Copy out every line of the data exactly.

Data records
================================

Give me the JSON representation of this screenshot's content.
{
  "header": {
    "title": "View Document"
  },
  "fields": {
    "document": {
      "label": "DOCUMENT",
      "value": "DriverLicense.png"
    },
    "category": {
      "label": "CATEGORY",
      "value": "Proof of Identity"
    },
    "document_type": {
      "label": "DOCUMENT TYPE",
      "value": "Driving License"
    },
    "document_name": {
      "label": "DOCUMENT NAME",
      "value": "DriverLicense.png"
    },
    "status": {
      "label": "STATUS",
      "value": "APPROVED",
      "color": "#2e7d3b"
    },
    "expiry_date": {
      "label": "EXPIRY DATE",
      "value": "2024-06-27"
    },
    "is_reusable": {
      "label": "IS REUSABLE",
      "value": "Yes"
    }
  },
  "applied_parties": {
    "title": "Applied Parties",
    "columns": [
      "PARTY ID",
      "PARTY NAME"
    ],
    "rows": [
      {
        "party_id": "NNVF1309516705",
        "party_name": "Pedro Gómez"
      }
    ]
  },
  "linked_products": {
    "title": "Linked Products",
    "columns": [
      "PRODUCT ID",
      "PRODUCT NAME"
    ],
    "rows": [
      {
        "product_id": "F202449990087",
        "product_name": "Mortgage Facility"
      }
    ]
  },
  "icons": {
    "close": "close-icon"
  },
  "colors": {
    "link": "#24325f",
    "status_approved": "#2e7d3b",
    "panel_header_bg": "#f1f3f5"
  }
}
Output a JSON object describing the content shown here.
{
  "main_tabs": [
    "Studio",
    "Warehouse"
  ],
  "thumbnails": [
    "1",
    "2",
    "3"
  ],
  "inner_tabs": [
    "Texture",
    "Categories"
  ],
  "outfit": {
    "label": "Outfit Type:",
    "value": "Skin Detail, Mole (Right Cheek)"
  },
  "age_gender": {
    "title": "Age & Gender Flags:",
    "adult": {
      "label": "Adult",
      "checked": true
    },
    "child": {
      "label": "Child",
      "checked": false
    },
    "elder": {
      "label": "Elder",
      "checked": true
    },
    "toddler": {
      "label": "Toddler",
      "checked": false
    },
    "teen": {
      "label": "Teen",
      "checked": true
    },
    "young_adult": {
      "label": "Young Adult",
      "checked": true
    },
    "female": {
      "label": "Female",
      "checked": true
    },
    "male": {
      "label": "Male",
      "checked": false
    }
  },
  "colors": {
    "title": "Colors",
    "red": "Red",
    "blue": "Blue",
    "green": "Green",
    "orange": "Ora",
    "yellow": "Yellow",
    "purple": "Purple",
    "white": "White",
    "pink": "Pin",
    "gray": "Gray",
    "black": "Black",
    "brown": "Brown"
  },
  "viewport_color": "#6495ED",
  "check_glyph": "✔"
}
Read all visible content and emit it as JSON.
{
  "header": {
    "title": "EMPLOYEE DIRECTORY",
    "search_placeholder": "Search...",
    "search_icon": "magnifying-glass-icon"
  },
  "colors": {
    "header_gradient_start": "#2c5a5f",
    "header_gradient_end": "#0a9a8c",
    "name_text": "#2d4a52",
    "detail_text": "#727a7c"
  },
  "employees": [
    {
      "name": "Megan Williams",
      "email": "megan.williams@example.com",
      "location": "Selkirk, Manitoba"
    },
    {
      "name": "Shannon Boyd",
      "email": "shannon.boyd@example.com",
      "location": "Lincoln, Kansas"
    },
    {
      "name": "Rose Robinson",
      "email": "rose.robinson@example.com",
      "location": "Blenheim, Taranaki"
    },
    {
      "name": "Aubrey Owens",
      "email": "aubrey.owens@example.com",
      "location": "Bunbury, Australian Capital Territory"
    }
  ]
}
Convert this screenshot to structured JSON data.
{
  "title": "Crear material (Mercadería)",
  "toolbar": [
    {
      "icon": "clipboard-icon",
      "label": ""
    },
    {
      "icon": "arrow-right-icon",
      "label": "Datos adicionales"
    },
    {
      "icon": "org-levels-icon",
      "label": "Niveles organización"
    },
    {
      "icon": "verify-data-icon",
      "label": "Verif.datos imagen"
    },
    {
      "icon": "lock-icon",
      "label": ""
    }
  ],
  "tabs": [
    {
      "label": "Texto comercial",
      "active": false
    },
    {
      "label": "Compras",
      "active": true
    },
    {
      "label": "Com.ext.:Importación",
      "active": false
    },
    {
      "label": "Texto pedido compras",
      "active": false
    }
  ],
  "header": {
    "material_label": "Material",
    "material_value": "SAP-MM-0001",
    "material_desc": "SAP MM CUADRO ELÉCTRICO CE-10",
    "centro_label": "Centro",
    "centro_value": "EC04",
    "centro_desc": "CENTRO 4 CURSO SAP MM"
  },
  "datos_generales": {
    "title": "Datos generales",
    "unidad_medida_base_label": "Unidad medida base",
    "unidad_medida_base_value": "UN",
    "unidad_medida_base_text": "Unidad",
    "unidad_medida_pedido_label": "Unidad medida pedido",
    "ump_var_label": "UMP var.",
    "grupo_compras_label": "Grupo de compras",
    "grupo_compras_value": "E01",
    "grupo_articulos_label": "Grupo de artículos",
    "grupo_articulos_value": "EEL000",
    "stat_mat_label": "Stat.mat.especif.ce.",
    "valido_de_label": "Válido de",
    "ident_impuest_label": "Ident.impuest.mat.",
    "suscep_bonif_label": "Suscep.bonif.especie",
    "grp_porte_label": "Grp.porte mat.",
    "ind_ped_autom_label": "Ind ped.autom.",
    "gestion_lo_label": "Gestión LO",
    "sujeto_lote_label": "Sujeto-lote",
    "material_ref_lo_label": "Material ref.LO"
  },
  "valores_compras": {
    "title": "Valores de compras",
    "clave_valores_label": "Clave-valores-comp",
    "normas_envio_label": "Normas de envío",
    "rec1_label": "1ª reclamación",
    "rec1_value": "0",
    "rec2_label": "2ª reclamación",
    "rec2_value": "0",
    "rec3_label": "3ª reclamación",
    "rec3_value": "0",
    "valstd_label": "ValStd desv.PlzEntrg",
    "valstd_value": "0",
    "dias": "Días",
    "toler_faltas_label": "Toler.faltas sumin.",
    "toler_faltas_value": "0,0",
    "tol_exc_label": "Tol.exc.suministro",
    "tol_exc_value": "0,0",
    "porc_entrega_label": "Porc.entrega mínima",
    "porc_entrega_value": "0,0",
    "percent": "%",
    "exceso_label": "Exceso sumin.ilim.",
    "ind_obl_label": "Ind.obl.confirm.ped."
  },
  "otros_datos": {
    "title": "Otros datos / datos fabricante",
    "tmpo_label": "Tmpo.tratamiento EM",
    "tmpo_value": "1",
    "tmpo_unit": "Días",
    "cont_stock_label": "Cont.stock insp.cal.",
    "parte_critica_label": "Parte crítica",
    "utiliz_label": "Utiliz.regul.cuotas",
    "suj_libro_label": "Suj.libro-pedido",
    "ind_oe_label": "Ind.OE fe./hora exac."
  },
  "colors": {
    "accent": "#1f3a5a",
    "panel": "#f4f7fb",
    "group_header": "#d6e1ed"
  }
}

================================

> [ANSWER IN FULL]
Give me the JSON representation of this screenshot's content.
{
  "header": {
    "title": "View Document"
  },
  "fields": {
    "document": {
      "label": "DOCUMENT",
      "value": "DriverLicense.png"
    },
    "category": {
      "label": "CATEGORY",
      "value": "Proof of Identity"
    },
    "document_type": {
      "label": "DOCUMENT TYPE",
      "value": "Driving License"
    },
    "document_name": {
      "label": "DOCUMENT NAME",
      "value": "DriverLicense.png"
    },
    "status": {
      "label": "STATUS",
      "value": "APPROVED",
      "color": "#2e7d3b"
    },
    "expiry_date": {
      "label": "EXPIRY DATE",
      "value": "2024-06-27"
    },
    "is_reusable": {
      "label": "IS REUSABLE",
      "value": "Yes"
    }
  },
  "applied_parties": {
    "title": "Applied Parties",
    "columns": [
      "PARTY ID",
      "PARTY NAME"
    ],
    "rows": [
      {
        "party_id": "NNVF1309516705",
        "party_name": "Pedro Gómez"
      }
    ]
  },
  "linked_products": {
    "title": "Linked Products",
    "columns": [
      "PRODUCT ID",
      "PRODUCT NAME"
    ],
    "rows": [
      {
        "product_id": "F202449990087",
        "product_name": "Mortgage Facility"
      }
    ]
  },
  "icons": {
    "close": "close-icon"
  },
  "colors": {
    "link": "#24325f",
    "status_approved": "#2e7d3b",
    "panel_header_bg": "#f1f3f5"
  }
}
Output a JSON object describing the content shown here.
{
  "main_tabs": [
    "Studio",
    "Warehouse"
  ],
  "thumbnails": [
    "1",
    "2",
    "3"
  ],
  "inner_tabs": [
    "Texture",
    "Categories"
  ],
  "outfit": {
    "label": "Outfit Type:",
    "value": "Skin Detail, Mole (Right Cheek)"
  },
  "age_gender": {
    "title": "Age & Gender Flags:",
    "adult": {
      "label": "Adult",
      "checked": true
    },
    "child": {
      "label": "Child",
      "checked": false
    },
    "elder": {
      "label": "Elder",
      "checked": true
    },
    "toddler": {
      "label": "Toddler",
      "checked": false
    },
    "teen": {
      "label": "Teen",
      "checked": true
    },
    "young_adult": {
      "label": "Young Adult",
      "checked": true
    },
    "female": {
      "label": "Female",
      "checked": true
    },
    "male": {
      "label": "Male",
      "checked": false
    }
  },
  "colors": {
    "title": "Colors",
    "red": "Red",
    "blue": "Blue",
    "green": "Green",
    "orange": "Ora",
    "yellow": "Yellow",
    "purple": "Purple",
    "white": "White",
    "pink": "Pin",
    "gray": "Gray",
    "black": "Black",
    "brown": "Brown"
  },
  "viewport_color": "#6495ED",
  "check_glyph": "✔"
}
Read all visible content and emit it as JSON.
{
  "header": {
    "title": "EMPLOYEE DIRECTORY",
    "search_placeholder": "Search...",
    "search_icon": "magnifying-glass-icon"
  },
  "colors": {
    "header_gradient_start": "#2c5a5f",
    "header_gradient_end": "#0a9a8c",
    "name_text": "#2d4a52",
    "detail_text": "#727a7c"
  },
  "employees": [
    {
      "name": "Megan Williams",
      "email": "megan.williams@example.com",
      "location": "Selkirk, Manitoba"
    },
    {
      "name": "Shannon Boyd",
      "email": "shannon.boyd@example.com",
      "location": "Lincoln, Kansas"
    },
    {
      "name": "Rose Robinson",
      "email": "rose.robinson@example.com",
      "location": "Blenheim, Taranaki"
    },
    {
      "name": "Aubrey Owens",
      "email": "aubrey.owens@example.com",
      "location": "Bunbury, Australian Capital Territory"
    }
  ]
}
Convert this screenshot to structured JSON data.
{
  "title": "Crear material (Mercadería)",
  "toolbar": [
    {
      "icon": "clipboard-icon",
      "label": ""
    },
    {
      "icon": "arrow-right-icon",
      "label": "Datos adicionales"
    },
    {
      "icon": "org-levels-icon",
      "label": "Niveles organización"
    },
    {
      "icon": "verify-data-icon",
      "label": "Verif.datos imagen"
    },
    {
      "icon": "lock-icon",
      "label": ""
    }
  ],
  "tabs": [
    {
      "label": "Texto comercial",
      "active": false
    },
    {
      "label": "Compras",
      "active": true
    },
    {
      "label": "Com.ext.:Importación",
      "active": false
    },
    {
      "label": "Texto pedido compras",
      "active": false
    }
  ],
  "header": {
    "material_label": "Material",
    "material_value": "SAP-MM-0001",
    "material_desc": "SAP MM CUADRO ELÉCTRICO CE-10",
    "centro_label": "Centro",
    "centro_value": "EC04",
    "centro_desc": "CENTRO 4 CURSO SAP MM"
  },
  "datos_generales": {
    "title": "Datos generales",
    "unidad_medida_base_label": "Unidad medida base",
    "unidad_medida_base_value": "UN",
    "unidad_medida_base_text": "Unidad",
    "unidad_medida_pedido_label": "Unidad medida pedido",
    "ump_var_label": "UMP var.",
    "grupo_compras_label": "Grupo de compras",
    "grupo_compras_value": "E01",
    "grupo_articulos_label": "Grupo de artículos",
    "grupo_articulos_value": "EEL000",
    "stat_mat_label": "Stat.mat.especif.ce.",
    "valido_de_label": "Válido de",
    "ident_impuest_label": "Ident.impuest.mat.",
    "suscep_bonif_label": "Suscep.bonif.especie",
    "grp_porte_label": "Grp.porte mat.",
    "ind_ped_autom_label": "Ind ped.autom.",
    "gestion_lo_label": "Gestión LO",
    "sujeto_lote_label": "Sujeto-lote",
    "material_ref_lo_label": "Material ref.LO"
  },
  "valores_compras": {
    "title": "Valores de compras",
    "clave_valores_label": "Clave-valores-comp",
    "normas_envio_label": "Normas de envío",
    "rec1_label": "1ª reclamación",
    "rec1_value": "0",
    "rec2_label": "2ª reclamación",
    "rec2_value": "0",
    "rec3_label": "3ª reclamación",
    "rec3_value": "0",
    "valstd_label": "ValStd desv.PlzEntrg",
    "valstd_value": "0",
    "dias": "Días",
    "toler_faltas_label": "Toler.faltas sumin.",
    "toler_faltas_value": "0,0",
    "tol_exc_label": "Tol.exc.suministro",
    "tol_exc_value": "0,0",
    "porc_entrega_label": "Porc.entrega mínima",
    "porc_entrega_value": "0,0",
    "percent": "%",
    "exceso_label": "Exceso sumin.ilim.",
    "ind_obl_label": "Ind.obl.confirm.ped."
  },
  "otros_datos": {
    "title": "Otros datos / datos fabricante",
    "tmpo_label": "Tmpo.tratamiento EM",
    "tmpo_value": "1",
    "tmpo_unit": "Días",
    "cont_stock_label": "Cont.stock insp.cal.",
    "parte_critica_label": "Parte crítica",
    "utiliz_label": "Utiliz.regul.cuotas",
    "suj_libro_label": "Suj.libro-pedido",
    "ind_oe_label": "Ind.OE fe./hora exac."
  },
  "colors": {
    "accent": "#1f3a5a",
    "panel": "#f4f7fb",
    "group_header": "#d6e1ed"
  }
}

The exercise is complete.